**Provided records:**
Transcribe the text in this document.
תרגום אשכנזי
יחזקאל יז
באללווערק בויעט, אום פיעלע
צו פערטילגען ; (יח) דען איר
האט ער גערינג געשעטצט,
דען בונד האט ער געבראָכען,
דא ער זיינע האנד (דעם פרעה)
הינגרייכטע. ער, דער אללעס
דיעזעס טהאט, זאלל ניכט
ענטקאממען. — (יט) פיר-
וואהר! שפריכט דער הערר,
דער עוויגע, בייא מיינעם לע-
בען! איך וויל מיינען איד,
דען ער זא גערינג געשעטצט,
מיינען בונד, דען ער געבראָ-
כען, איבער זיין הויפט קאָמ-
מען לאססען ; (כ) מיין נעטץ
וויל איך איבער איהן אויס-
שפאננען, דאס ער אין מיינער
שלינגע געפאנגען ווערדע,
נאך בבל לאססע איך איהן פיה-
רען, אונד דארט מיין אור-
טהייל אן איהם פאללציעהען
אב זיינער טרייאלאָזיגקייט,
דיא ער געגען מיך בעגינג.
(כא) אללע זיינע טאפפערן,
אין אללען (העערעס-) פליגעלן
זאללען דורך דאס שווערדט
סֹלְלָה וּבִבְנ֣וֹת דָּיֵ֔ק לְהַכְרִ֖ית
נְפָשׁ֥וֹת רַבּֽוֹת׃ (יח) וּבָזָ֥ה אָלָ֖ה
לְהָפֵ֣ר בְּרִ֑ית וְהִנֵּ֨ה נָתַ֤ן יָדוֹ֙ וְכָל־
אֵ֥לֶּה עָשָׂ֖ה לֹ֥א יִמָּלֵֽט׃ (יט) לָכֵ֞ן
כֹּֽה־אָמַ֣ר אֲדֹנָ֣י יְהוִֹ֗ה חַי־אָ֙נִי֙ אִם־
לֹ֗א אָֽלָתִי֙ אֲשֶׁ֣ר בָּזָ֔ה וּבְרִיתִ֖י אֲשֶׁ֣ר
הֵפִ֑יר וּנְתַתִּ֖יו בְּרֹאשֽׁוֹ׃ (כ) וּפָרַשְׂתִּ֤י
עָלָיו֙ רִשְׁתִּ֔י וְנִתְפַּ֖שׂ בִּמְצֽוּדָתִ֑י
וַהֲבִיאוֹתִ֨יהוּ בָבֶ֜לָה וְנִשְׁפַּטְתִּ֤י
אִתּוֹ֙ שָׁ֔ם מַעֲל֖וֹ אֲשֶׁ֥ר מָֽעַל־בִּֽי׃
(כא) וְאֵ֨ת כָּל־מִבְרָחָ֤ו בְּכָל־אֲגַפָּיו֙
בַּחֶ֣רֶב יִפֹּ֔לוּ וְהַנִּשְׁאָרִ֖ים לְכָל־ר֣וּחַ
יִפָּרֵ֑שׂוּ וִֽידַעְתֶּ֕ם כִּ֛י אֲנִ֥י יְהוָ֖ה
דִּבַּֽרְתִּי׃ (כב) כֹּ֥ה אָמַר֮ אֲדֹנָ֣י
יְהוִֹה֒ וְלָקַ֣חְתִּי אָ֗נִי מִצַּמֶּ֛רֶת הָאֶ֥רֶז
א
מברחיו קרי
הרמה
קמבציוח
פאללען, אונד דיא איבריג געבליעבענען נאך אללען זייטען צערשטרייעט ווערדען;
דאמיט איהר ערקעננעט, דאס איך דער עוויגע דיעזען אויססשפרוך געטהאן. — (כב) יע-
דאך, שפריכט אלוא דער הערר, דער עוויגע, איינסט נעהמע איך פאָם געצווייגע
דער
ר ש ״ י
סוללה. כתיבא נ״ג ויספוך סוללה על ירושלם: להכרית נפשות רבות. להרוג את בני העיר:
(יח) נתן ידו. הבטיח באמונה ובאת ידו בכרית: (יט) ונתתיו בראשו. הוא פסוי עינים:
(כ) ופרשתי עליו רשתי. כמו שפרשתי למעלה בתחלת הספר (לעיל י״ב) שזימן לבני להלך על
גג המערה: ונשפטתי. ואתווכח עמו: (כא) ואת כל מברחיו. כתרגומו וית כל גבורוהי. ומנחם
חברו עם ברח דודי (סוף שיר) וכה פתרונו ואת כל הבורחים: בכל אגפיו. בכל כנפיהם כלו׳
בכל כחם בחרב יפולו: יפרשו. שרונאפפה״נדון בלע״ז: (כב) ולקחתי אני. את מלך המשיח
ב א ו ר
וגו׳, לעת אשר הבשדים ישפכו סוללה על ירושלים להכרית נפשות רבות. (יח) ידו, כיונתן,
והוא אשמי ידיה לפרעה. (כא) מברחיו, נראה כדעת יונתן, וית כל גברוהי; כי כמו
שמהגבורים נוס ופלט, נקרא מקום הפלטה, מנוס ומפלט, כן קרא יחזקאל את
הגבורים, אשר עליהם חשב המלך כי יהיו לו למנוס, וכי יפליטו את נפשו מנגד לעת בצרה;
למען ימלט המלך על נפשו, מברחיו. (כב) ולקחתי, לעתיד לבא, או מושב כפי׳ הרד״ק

**Task brief:** Using the listing above, please repeat every entry exactly.

**Written response:**
Transcribe the text in this document.
תרגום אשכנזי
יחזקאל יז
באללווערק בויעט, אום פיעלע
צו פערטילגען ; (יח) דען איר
האט ער גערינג געשעטצט,
דען בונד האט ער געבראָכען,
דא ער זיינע האנד (דעם פרעה)
הינגרייכטע. ער, דער אללעס
דיעזעס טהאט, זאלל ניכט
ענטקאממען. — (יט) פיר-
וואהר! שפריכט דער הערר,
דער עוויגע, בייא מיינעם לע-
בען! איך וויל מיינען איד,
דען ער זא גערינג געשעטצט,
מיינען בונד, דען ער געבראָ-
כען, איבער זיין הויפט קאָמ-
מען לאססען ; (כ) מיין נעטץ
וויל איך איבער איהן אויס-
שפאננען, דאס ער אין מיינער
שלינגע געפאנגען ווערדע,
נאך בבל לאססע איך איהן פיה-
רען, אונד דארט מיין אור-
טהייל אן איהם פאללציעהען
אב זיינער טרייאלאָזיגקייט,
דיא ער געגען מיך בעגינג.
(כא) אללע זיינע טאפפערן,
אין אללען (העערעס-) פליגעלן
זאללען דורך דאס שווערדט
סֹלְלָה וּבִבְנ֣וֹת דָּיֵ֔ק לְהַכְרִ֖ית
נְפָשׁ֥וֹת רַבּֽוֹת׃ (יח) וּבָזָ֥ה אָלָ֖ה
לְהָפֵ֣ר בְּרִ֑ית וְהִנֵּ֨ה נָתַ֤ן יָדוֹ֙ וְכָל־
אֵ֥לֶּה עָשָׂ֖ה לֹ֥א יִמָּלֵֽט׃ (יט) לָכֵ֞ן
כֹּֽה־אָמַ֣ר אֲדֹנָ֣י יְהוִֹ֗ה חַי־אָ֙נִי֙ אִם־
לֹ֗א אָֽלָתִי֙ אֲשֶׁ֣ר בָּזָ֔ה וּבְרִיתִ֖י אֲשֶׁ֣ר
הֵפִ֑יר וּנְתַתִּ֖יו בְּרֹאשֽׁוֹ׃ (כ) וּפָרַשְׂתִּ֤י
עָלָיו֙ רִשְׁתִּ֔י וְנִתְפַּ֖שׂ בִּמְצֽוּדָתִ֑י
וַהֲבִיאוֹתִ֨יהוּ בָבֶ֜לָה וְנִשְׁפַּטְתִּ֤י
אִתּוֹ֙ שָׁ֔ם מַעֲל֖וֹ אֲשֶׁ֥ר מָֽעַל־בִּֽי׃
(כא) וְאֵ֨ת כָּל־מִבְרָחָ֤ו בְּכָל־אֲגַפָּיו֙
בַּחֶ֣רֶב יִפֹּ֔לוּ וְהַנִּשְׁאָרִ֖ים לְכָל־ר֣וּחַ
יִפָּרֵ֑שׂוּ וִֽידַעְתֶּ֕ם כִּ֛י אֲנִ֥י יְהוָ֖ה
דִּבַּֽרְתִּי׃ (כב) כֹּ֥ה אָמַר֮ אֲדֹנָ֣י
יְהוִֹה֒ וְלָקַ֣חְתִּי אָ֗נִי מִצַּמֶּ֛רֶת הָאֶ֥רֶז
א
מברחיו קרי
הרמה
קמבציוח
פאללען, אונד דיא איבריג געבליעבענען נאך אללען זייטען צערשטרייעט ווערדען;
דאמיט איהר ערקעננעט, דאס איך דער עוויגע דיעזען אויססשפרוך געטהאן. — (כב) יע-
דאך, שפריכט אלוא דער הערר, דער עוויגע, איינסט נעהמע איך פאָם געצווייגע
דער
ר ש ״ י
סוללה. כתיבא נ״ג ויספוך סוללה על ירושלם: להכרית נפשות רבות. להרוג את בני העיר:
(יח) נתן ידו. הבטיח באמונה ובאת ידו בכרית: (יט) ונתתיו בראשו. הוא פסוי עינים:
(כ) ופרשתי עליו רשתי. כמו שפרשתי למעלה בתחלת הספר (לעיל י״ב) שזימן לבני להלך על
גג המערה: ונשפטתי. ואתווכח עמו: (כא) ואת כל מברחיו. כתרגומו וית כל גבורוהי. ומנחם
חברו עם ברח דודי (סוף שיר) וכה פתרונו ואת כל הבורחים: בכל אגפיו. בכל כנפיהם כלו׳
בכל כחם בחרב יפולו: יפרשו. שרונאפפה״נדון בלע״ז: (כב) ולקחתי אני. את מלך המשיח
ב א ו ר
וגו׳, לעת אשר הבשדים ישפכו סוללה על ירושלים להכרית נפשות רבות. (יח) ידו, כיונתן,
והוא אשמי ידיה לפרעה. (כא) מברחיו, נראה כדעת יונתן, וית כל גברוהי; כי כמו
שמהגבורים נוס ופלט, נקרא מקום הפלטה, מנוס ומפלט, כן קרא יחזקאל את
הגבורים, אשר עליהם חשב המלך כי יהיו לו למנוס, וכי יפליטו את נפשו מנגד לעת בצרה;
למען ימלט המלך על נפשו, מברחיו. (כב) ולקחתי, לעתיד לבא, או מושב כפי׳ הרד״ק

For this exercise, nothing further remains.